Aim. In this exercise, return the whole listing exactly, excluding any images.

-- -- --

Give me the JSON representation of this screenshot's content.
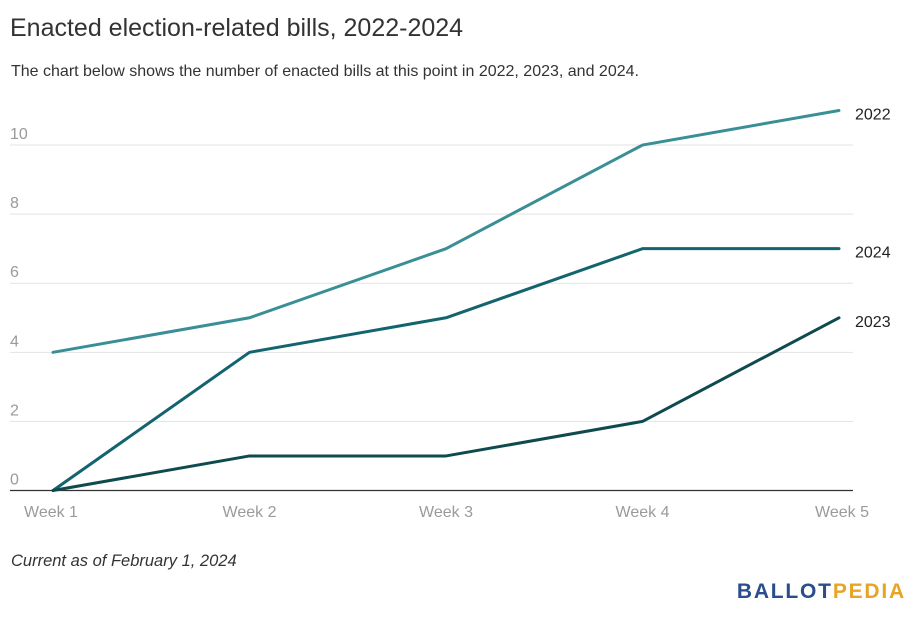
{
  "header": {
    "title": "Enacted election-related bills, 2022-2024",
    "subtitle": "The chart below shows the number of enacted bills at this point in 2022, 2023, and 2024."
  },
  "chart_data": {
    "type": "line",
    "categories": [
      "Week 1",
      "Week 2",
      "Week 3",
      "Week 4",
      "Week 5"
    ],
    "series": [
      {
        "name": "2022",
        "values": [
          4,
          5,
          7,
          10,
          11
        ],
        "color": "#3a8f96"
      },
      {
        "name": "2024",
        "values": [
          0,
          4,
          5,
          7,
          7
        ],
        "color": "#13646e"
      },
      {
        "name": "2023",
        "values": [
          0,
          1,
          1,
          2,
          5
        ],
        "color": "#0e4a4e"
      }
    ],
    "yticks": [
      0,
      2,
      4,
      6,
      8,
      10
    ],
    "ylim": [
      0,
      11
    ],
    "grid": true,
    "legend": "direct-labels-right"
  },
  "footer": {
    "note": "Current as of February 1, 2024",
    "logo_part1": "BALLOT",
    "logo_part2": "PEDIA"
  }
}
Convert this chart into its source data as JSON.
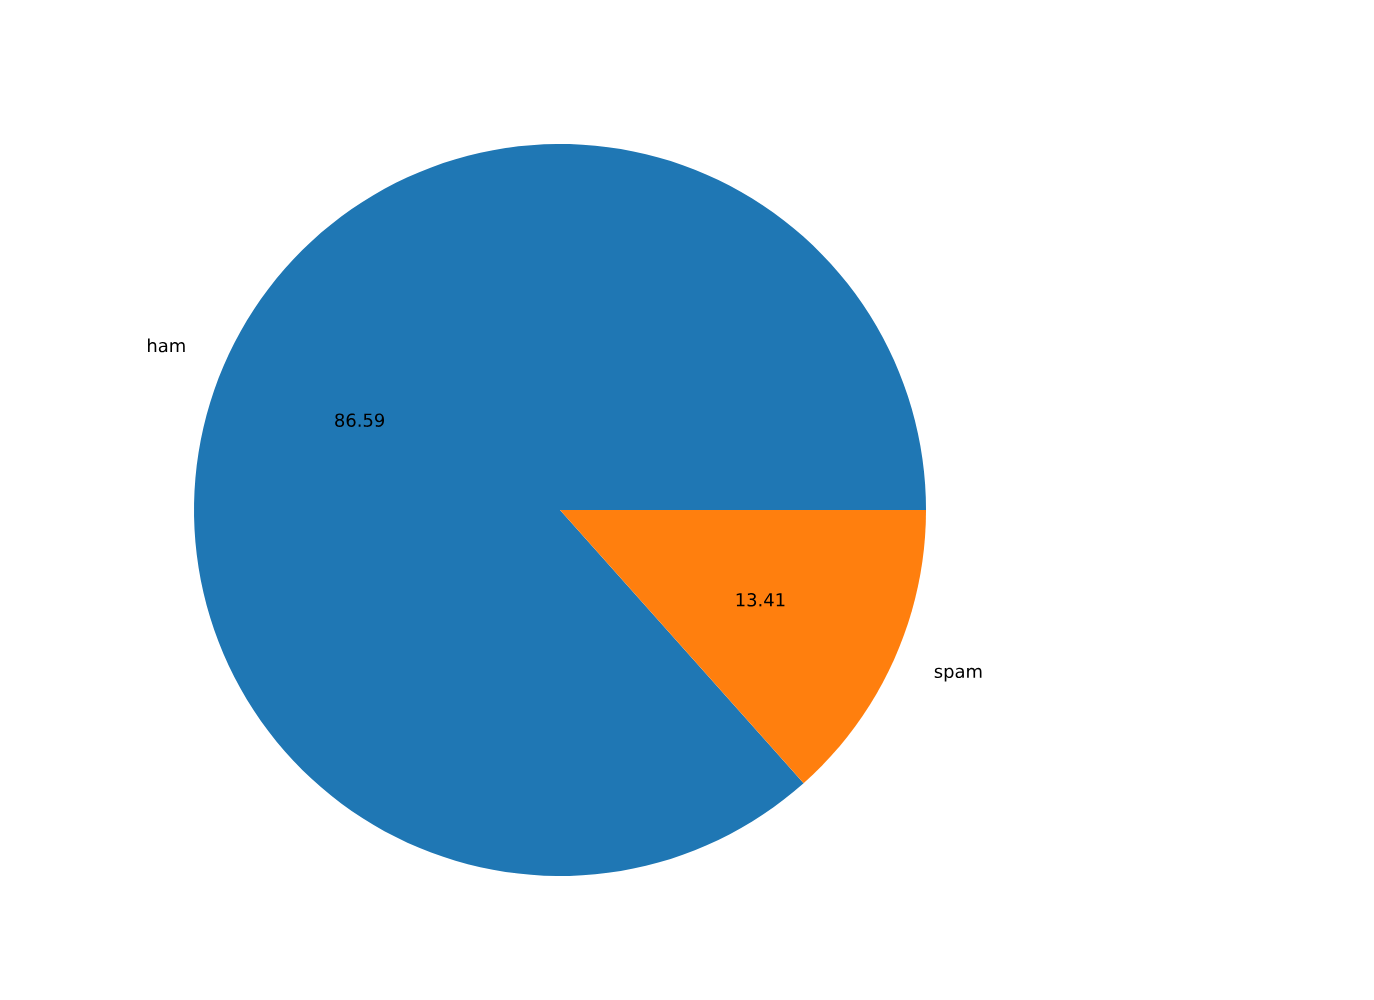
{
  "chart_data": {
    "type": "pie",
    "categories": [
      "ham",
      "spam"
    ],
    "values": [
      86.59,
      13.41
    ],
    "colors": [
      "#1f77b4",
      "#ff7f0e"
    ],
    "data_labels": true
  }
}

-- -- --

Complete output.
Give me the JSON representation of this screenshot's content.
{
  "header": {
    "title": "Enacted election-related bills, 2022-2024",
    "subtitle": "The chart below shows the number of enacted bills at this point in 2022, 2023, and 2024."
  },
  "chart_data": {
    "type": "line",
    "categories": [
      "Week 1",
      "Week 2",
      "Week 3",
      "Week 4",
      "Week 5"
    ],
    "series": [
      {
        "name": "2022",
        "values": [
          4,
          5,
          7,
          10,
          11
        ],
        "color": "#3a8f96"
      },
      {
        "name": "2024",
        "values": [
          0,
          4,
          5,
          7,
          7
        ],
        "color": "#13646e"
      },
      {
        "name": "2023",
        "values": [
          0,
          1,
          1,
          2,
          5
        ],
        "color": "#0e4a4e"
      }
    ],
    "yticks": [
      0,
      2,
      4,
      6,
      8,
      10
    ],
    "ylim": [
      0,
      11
    ],
    "grid": true,
    "legend": "direct-labels-right"
  },
  "footer": {
    "note": "Current as of February 1, 2024",
    "logo_part1": "BALLOT",
    "logo_part2": "PEDIA"
  }
}
Convert this chart into its source data as JSON.
{
  "chart_data": {
    "type": "pie",
    "categories": [
      "ham",
      "spam"
    ],
    "values": [
      86.59,
      13.41
    ],
    "colors": [
      "#1f77b4",
      "#ff7f0e"
    ],
    "data_labels": true
  }
}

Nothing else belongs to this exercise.